> **TEXTO FUENTE**:
----

La patota y el ethos de una epoca

05 / 06 | CULTURA

LA PATOTA


I.
La patota de Santiago Mitre parte de una escena clásica, generacional, y en algún sentido casi inversa a la de su anterior film, El estudiante. Si en aquella historia contaba el acceso de un joven hijo del interior agrario al mundo político universitario de Buenos Aires, esta vez, la historia es inversa: es la historia de una joven que va de la ciudad al campo. De la universidad al monte.
Pero la escena inicial de La patota fija la referencia simbólica en torno a la cual se dilata la trama: un funcionario provincial con pasado político en la izquierda de los años 70 y su hija crecida en el espejo del pasado juvenil del padre discuten sobre el “pasaje”. ¿Qué pasaje? El pasaje de una clase a la otra. De la clase media acomodada y progresista a la pobreza rural. De la clase política al sueño de una vida franciscana. El descenso a la clase popular como deseo después de la movilidad ascendente: ¿dónde pongo el cuerpo, papá? Una vida social circular. El padre, al cabo de una vida política, cree en la tecnocracia. Ella, en su primavera, después de “completar” sus estudios, en la militancia.

Todo padre quiere lo mejor para sus hijos. Este también es parte del sonido ambiente de los debates de sobremesa de clase media entre los nacidos en los cuarenta y cincuenta y los que llegamos al mundo en los setenta y los ochenta. La generación biológica más o menos politizada a la que pertenecen tanto Santiago Mitre como Paulina (personaje de la película), la nuestra, es la primera que no es perseguida por nadie.
Patota II
II.
Para que haya militancia primero tiene que haber culpa. ¿Está mal? No se trata de una estructura sino de un proceso histórico: los hijos de los militantes de los años 70 que deciden seguir la guerra de sus padres. Y Paulina no está frente a la tumba del padre muerto, se trata de una hija de los miles de sobrevivientes que decidieron velar sus viejos sueños radicales y adaptarse a las reglas de un mundo cuyos cambios graduales atesoran la vida y la injusticia social en una conserva. La culpa es el motor de la historia progresista.
Las actuaciones notables de Dolores Fonzi y Oscar Martínez, desde el principio, desde la primera escena, prometen para toda la historia una rareza del cine argentino: la verosimilitud. Una discusión sobre el idealismo político que se hace creíble. Porque sí, porque es posible que las personas discutan la política y el mundo de una forma verosímil. No había que hacer minimalismo para que el cine fuera bueno y sólido. Había que dirigir a los actores, darles una mano con las palabras. Mitre vuelve a mostrar una capacidad única.

----

> **FILAS DE DATOS**:
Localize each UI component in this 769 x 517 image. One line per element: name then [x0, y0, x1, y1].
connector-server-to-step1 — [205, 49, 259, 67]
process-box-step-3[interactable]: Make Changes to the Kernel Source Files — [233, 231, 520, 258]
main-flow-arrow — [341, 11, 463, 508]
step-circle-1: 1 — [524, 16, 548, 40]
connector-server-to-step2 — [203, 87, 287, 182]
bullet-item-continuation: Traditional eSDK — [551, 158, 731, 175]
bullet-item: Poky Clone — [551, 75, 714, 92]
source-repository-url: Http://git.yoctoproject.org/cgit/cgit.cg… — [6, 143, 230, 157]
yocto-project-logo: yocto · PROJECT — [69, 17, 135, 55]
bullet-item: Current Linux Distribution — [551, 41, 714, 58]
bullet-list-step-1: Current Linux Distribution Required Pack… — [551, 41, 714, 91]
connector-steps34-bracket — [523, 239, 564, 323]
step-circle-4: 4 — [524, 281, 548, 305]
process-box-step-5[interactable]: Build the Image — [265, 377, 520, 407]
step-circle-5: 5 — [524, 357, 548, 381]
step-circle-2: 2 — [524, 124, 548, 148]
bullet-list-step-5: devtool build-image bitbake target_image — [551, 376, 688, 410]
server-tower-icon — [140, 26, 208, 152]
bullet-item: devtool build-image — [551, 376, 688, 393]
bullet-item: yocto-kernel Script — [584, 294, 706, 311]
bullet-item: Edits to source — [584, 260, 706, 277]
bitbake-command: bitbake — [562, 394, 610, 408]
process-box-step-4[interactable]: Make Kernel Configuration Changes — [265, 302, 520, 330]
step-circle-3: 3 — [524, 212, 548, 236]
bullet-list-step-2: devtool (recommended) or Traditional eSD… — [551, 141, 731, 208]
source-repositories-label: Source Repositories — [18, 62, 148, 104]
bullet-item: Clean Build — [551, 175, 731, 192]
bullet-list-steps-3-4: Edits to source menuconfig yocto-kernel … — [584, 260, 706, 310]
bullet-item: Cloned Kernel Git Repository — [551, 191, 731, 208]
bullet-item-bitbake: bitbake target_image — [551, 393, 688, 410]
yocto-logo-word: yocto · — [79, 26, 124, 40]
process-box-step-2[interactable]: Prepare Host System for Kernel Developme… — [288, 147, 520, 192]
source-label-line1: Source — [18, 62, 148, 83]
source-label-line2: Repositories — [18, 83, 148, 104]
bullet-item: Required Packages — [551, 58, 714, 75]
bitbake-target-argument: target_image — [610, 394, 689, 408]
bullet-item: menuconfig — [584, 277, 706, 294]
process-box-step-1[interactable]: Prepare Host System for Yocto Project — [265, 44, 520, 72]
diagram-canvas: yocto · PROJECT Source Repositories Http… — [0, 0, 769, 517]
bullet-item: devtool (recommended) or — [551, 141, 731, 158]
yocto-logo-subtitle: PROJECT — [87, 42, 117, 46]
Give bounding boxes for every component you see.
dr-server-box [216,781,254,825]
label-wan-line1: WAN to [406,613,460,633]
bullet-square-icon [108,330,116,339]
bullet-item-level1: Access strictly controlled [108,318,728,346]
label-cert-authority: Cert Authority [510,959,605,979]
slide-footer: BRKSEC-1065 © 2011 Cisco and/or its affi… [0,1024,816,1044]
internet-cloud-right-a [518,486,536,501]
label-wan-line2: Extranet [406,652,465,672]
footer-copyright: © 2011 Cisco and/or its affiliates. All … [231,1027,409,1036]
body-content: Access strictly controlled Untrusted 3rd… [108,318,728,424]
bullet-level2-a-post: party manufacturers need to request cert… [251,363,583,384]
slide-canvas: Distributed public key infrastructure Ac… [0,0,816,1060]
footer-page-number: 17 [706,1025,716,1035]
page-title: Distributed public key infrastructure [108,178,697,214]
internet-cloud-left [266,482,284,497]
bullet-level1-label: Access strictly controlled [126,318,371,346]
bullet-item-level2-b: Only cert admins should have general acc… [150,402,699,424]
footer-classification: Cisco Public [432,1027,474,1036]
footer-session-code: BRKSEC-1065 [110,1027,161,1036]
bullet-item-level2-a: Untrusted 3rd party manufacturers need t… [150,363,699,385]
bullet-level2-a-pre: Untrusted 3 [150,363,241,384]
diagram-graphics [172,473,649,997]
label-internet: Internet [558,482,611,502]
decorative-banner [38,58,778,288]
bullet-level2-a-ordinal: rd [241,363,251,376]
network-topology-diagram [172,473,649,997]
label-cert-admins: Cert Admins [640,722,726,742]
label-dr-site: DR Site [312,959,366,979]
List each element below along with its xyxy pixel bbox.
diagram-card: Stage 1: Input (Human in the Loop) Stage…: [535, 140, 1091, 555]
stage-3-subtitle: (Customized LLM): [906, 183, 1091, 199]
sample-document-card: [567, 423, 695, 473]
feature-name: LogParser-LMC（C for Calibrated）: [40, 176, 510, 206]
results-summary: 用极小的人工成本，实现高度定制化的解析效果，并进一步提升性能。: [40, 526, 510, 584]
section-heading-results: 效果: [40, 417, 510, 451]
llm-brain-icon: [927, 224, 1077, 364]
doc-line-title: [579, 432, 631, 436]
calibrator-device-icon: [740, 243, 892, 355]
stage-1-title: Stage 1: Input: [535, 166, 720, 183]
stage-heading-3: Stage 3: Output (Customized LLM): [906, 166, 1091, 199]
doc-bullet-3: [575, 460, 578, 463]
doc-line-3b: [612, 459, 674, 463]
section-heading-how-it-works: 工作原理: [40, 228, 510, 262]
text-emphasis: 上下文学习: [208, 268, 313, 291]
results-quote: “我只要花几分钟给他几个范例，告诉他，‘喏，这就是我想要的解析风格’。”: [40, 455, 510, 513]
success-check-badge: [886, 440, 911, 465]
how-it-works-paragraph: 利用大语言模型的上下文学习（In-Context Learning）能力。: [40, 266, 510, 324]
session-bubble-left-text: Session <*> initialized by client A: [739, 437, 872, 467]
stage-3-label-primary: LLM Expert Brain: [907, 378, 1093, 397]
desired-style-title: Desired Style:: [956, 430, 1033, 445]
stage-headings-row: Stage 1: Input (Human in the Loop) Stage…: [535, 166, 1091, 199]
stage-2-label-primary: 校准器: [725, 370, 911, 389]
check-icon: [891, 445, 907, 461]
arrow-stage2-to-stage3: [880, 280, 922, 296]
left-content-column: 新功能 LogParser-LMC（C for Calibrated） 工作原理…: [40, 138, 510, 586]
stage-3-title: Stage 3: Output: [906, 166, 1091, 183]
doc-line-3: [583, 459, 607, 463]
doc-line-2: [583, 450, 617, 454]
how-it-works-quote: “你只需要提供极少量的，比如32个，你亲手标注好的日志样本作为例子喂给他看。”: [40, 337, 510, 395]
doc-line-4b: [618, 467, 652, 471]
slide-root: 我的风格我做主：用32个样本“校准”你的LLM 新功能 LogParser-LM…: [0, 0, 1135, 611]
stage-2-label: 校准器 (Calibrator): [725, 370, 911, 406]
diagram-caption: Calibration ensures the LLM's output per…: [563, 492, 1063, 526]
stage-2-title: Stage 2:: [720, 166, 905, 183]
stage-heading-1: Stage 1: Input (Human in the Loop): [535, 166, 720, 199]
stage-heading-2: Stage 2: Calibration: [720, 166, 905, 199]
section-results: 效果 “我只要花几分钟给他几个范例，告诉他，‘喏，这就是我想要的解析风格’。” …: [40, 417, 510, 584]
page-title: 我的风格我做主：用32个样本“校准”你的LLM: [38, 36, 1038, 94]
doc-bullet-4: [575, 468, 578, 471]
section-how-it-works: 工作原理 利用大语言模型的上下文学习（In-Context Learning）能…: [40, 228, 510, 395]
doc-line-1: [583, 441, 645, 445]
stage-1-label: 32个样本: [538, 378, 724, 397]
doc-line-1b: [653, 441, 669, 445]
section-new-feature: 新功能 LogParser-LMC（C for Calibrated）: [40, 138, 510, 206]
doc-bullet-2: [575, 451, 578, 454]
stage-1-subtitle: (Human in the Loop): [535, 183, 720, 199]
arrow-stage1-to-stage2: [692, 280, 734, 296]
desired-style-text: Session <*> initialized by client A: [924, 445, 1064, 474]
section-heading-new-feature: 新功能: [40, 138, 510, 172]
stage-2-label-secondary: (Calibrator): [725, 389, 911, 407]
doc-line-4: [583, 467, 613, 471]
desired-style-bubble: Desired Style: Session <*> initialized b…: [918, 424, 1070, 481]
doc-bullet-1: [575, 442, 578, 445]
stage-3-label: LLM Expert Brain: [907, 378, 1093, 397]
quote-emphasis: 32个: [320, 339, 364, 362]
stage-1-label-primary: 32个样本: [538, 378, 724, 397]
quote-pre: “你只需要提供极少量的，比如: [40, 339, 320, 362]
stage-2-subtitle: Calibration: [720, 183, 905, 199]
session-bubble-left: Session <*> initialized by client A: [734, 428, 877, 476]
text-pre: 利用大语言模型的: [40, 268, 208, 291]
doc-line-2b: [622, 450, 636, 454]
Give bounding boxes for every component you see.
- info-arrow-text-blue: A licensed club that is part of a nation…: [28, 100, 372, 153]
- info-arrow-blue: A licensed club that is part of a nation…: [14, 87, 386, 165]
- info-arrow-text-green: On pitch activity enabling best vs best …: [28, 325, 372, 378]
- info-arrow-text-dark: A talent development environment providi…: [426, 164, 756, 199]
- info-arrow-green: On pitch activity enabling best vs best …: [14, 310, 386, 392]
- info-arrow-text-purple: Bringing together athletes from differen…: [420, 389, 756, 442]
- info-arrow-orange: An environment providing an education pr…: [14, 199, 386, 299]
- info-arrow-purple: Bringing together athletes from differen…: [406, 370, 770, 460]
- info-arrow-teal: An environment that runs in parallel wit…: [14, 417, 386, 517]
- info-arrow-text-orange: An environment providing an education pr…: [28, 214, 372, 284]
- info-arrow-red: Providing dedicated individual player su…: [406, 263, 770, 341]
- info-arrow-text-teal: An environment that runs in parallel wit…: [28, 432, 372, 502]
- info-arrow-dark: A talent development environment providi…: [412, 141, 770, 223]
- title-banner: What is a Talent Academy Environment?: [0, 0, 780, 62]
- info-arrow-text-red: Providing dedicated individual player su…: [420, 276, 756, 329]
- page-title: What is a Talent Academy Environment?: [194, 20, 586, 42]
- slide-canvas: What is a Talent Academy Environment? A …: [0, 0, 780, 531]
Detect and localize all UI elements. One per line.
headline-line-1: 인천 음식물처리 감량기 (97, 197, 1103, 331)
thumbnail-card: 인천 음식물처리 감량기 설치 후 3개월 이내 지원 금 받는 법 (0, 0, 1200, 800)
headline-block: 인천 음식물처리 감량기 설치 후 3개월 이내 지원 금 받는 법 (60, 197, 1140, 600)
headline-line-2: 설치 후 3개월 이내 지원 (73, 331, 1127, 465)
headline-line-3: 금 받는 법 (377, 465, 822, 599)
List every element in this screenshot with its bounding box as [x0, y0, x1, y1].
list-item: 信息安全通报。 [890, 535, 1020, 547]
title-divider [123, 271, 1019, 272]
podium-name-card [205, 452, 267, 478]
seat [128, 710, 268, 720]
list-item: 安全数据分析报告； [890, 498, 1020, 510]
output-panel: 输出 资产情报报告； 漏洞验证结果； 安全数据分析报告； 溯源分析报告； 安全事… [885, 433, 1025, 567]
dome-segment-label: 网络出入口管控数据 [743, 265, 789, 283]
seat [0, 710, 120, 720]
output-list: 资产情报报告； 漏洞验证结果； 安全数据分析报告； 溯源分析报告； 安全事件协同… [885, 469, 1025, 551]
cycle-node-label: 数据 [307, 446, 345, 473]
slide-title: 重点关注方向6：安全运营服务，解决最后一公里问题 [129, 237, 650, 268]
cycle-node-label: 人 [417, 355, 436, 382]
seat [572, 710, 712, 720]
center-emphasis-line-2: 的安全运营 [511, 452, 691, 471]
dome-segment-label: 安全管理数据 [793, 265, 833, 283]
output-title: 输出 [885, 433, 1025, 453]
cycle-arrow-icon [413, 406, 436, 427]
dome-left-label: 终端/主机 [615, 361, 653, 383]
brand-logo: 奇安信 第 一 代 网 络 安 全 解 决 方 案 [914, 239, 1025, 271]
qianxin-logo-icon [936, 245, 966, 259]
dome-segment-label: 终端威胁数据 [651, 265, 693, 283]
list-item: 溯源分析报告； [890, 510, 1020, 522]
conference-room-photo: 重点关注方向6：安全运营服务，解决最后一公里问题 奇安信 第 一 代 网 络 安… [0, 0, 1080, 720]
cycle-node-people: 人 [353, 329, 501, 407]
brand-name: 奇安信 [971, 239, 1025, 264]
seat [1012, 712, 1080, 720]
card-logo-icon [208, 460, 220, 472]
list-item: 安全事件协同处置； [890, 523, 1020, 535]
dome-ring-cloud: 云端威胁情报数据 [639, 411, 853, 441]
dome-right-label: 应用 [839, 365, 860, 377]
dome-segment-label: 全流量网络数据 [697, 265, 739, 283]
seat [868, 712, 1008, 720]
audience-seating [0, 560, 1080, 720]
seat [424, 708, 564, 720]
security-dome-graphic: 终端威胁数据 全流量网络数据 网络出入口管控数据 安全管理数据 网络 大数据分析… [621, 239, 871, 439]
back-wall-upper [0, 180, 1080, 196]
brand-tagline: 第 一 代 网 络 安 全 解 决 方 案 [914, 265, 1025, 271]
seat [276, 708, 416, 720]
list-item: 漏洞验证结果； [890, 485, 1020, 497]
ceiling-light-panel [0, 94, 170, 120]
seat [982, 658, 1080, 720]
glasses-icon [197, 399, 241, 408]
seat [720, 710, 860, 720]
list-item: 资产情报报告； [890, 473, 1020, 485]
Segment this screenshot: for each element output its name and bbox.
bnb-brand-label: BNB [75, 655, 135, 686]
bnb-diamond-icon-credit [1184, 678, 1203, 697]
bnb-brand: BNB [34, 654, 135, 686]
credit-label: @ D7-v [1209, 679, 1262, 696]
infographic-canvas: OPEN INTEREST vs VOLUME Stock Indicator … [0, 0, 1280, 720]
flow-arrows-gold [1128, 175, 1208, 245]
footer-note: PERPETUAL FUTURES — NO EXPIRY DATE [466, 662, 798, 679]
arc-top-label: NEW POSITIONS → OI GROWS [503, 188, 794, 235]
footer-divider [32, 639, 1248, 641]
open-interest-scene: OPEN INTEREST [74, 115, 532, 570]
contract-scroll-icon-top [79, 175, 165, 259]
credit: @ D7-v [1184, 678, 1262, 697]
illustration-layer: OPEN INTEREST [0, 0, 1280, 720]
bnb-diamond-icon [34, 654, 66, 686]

----

> **TAREA PLANTEADA 1**: Transcriba otra vez el pasaje de la reseña de La patota que comienza con "Pero la escena" y sigue hasta "en la militancia.", cambiando "tecnocracia" por "burocracia".
> **TAREA PLANTEADA 2**:
Responda, a partir de la reseña de La patota, las siguientes preguntas:
(a) ¿Cómo se titula el film anterior de Santiago Mitre que se menciona?
(b) ¿Qué actores ofrecen, según el texto, actuaciones notables?
(c) ¿Qué se señala como el motor de la historia progresista?
> **TAREA PLANTEADA 3**: Prosiga la reseña de La patota a partir de su última oración.

> **RESPUESTA 1**:
Pero la escena inicial de La patota fija la referencia simbólica en torno a la cual se dilata la trama: un funcionario provincial con pasado político en la izquierda de los años 70 y su hija crecida en el espejo del pasado juvenil del padre discuten sobre el “pasaje”. ¿Qué pasaje? El pasaje de una clase a la otra. De la clase media acomodada y progresista a la pobreza rural. De la clase política al sueño de una vida franciscana. El descenso a la clase popular como deseo después de la movilidad ascendente: ¿dónde pongo el cuerpo, papá? Una vida social circular. El padre, al cabo de una vida política, cree en la burocracia. Ella, en su primavera, después de “completar” sus estudios, en la militancia.

> **RESPUESTA 2**:
(a) El estudiante.
(b) Dolores Fonzi y Oscar Martínez.
(c) La culpa.

> **RESPUESTA 3**:
III.
Pero en esa escena inicial, y a partir del lugar desde el que hablan, se filtra la época. Porque padre (Oscar Martínez) e hija (Dolores Fonzi) son ambos parte del Estado. Él es funcionario y ella una militante, sí, una militanteen el Estado y desde el Estado y para la sociedad. Ahí irrumpe un quiebre generacional y un ethos de época. En los setenta se quería tomar el Estado pero la juventud militaba en el desierto de lo social, el Estado era la culminación de una larga marcha. En La patota Paulina (Fonzi) ya está en el Estado y desde ahí desciende al subsuelo de la patria con el evangelio de la formación política en la mano. Las “buenas nuevas” de las políticas públicas. Una opción por los pobres como evangelio laico del Estado. La chica con título universitario quiere entregarle a la sociedad su educación: devolverle con capacidad técnica y voluntad social el IVA que financió sus estudios al último orejón del tarro de la tierra colorada.
Esta es también una historia religiosa: la de una conversión. Sigamos.
IV.
A esta altura de nuestra descripción, diríamos que La patota es una película sobre el lugar común de un nudo político e inter-generacional, pero ocurre que La patota se trata acerca de qué pasa cuando fundís ese lugar común, cuando lo extremás, cuando lo llevás a un punto de saturación. La estructura de su historia no se va complejizando o enredando sino que se va calentando, hundiendo, atiborrando. Debajo de la caliza de esos lugares comunes en los que pisamos está el abismo. La patota es la punta del iceberg del abismo.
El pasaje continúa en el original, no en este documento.